* [WHAT TO DO] Output the material below in full, exactly as it is.

* [EXERCISE INPUT]
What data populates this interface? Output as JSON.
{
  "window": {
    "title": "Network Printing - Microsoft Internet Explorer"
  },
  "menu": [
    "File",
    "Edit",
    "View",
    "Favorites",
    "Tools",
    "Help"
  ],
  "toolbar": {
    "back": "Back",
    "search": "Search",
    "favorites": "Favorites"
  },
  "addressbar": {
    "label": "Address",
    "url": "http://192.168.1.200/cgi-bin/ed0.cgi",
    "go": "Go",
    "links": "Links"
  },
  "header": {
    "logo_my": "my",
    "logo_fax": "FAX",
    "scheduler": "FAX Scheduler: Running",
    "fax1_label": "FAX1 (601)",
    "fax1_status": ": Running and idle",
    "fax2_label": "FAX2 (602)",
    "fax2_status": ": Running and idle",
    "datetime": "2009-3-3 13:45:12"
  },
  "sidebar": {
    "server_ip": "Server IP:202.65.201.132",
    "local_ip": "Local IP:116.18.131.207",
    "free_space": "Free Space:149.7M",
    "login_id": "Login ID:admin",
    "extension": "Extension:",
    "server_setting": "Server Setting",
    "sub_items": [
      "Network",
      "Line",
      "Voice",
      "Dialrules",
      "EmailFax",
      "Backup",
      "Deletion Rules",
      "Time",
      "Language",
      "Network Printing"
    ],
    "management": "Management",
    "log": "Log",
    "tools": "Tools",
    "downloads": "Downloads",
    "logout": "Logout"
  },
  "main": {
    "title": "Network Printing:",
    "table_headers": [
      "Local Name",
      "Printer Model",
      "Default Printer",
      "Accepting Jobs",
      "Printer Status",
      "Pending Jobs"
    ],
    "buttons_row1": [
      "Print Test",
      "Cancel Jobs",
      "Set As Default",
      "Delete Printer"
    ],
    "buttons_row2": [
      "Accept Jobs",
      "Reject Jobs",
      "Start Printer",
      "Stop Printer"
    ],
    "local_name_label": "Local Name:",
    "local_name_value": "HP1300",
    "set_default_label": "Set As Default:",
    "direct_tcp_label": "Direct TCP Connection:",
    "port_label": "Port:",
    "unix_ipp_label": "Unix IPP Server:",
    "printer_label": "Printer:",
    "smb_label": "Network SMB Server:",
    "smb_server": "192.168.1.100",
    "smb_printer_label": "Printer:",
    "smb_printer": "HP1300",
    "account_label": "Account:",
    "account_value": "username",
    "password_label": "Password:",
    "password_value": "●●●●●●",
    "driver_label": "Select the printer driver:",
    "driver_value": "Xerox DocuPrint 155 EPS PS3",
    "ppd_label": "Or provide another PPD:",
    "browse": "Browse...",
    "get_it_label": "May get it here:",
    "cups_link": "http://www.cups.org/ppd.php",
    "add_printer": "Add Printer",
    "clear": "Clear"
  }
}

* [EXERCISE SOLUTION]
What data populates this interface? Output as JSON.
{
  "window": {
    "title": "Network Printing - Microsoft Internet Explorer"
  },
  "menu": [
    "File",
    "Edit",
    "View",
    "Favorites",
    "Tools",
    "Help"
  ],
  "toolbar": {
    "back": "Back",
    "search": "Search",
    "favorites": "Favorites"
  },
  "addressbar": {
    "label": "Address",
    "url": "http://192.168.1.200/cgi-bin/ed0.cgi",
    "go": "Go",
    "links": "Links"
  },
  "header": {
    "logo_my": "my",
    "logo_fax": "FAX",
    "scheduler": "FAX Scheduler: Running",
    "fax1_label": "FAX1 (601)",
    "fax1_status": ": Running and idle",
    "fax2_label": "FAX2 (602)",
    "fax2_status": ": Running and idle",
    "datetime": "2009-3-3 13:45:12"
  },
  "sidebar": {
    "server_ip": "Server IP:202.65.201.132",
    "local_ip": "Local IP:116.18.131.207",
    "free_space": "Free Space:149.7M",
    "login_id": "Login ID:admin",
    "extension": "Extension:",
    "server_setting": "Server Setting",
    "sub_items": [
      "Network",
      "Line",
      "Voice",
      "Dialrules",
      "EmailFax",
      "Backup",
      "Deletion Rules",
      "Time",
      "Language",
      "Network Printing"
    ],
    "management": "Management",
    "log": "Log",
    "tools": "Tools",
    "downloads": "Downloads",
    "logout": "Logout"
  },
  "main": {
    "title": "Network Printing:",
    "table_headers": [
      "Local Name",
      "Printer Model",
      "Default Printer",
      "Accepting Jobs",
      "Printer Status",
      "Pending Jobs"
    ],
    "buttons_row1": [
      "Print Test",
      "Cancel Jobs",
      "Set As Default",
      "Delete Printer"
    ],
    "buttons_row2": [
      "Accept Jobs",
      "Reject Jobs",
      "Start Printer",
      "Stop Printer"
    ],
    "local_name_label": "Local Name:",
    "local_name_value": "HP1300",
    "set_default_label": "Set As Default:",
    "direct_tcp_label": "Direct TCP Connection:",
    "port_label": "Port:",
    "unix_ipp_label": "Unix IPP Server:",
    "printer_label": "Printer:",
    "smb_label": "Network SMB Server:",
    "smb_server": "192.168.1.100",
    "smb_printer_label": "Printer:",
    "smb_printer": "HP1300",
    "account_label": "Account:",
    "account_value": "username",
    "password_label": "Password:",
    "password_value": "●●●●●●",
    "driver_label": "Select the printer driver:",
    "driver_value": "Xerox DocuPrint 155 EPS PS3",
    "ppd_label": "Or provide another PPD:",
    "browse": "Browse...",
    "get_it_label": "May get it here:",
    "cups_link": "http://www.cups.org/ppd.php",
    "add_printer": "Add Printer",
    "clear": "Clear"
  }
}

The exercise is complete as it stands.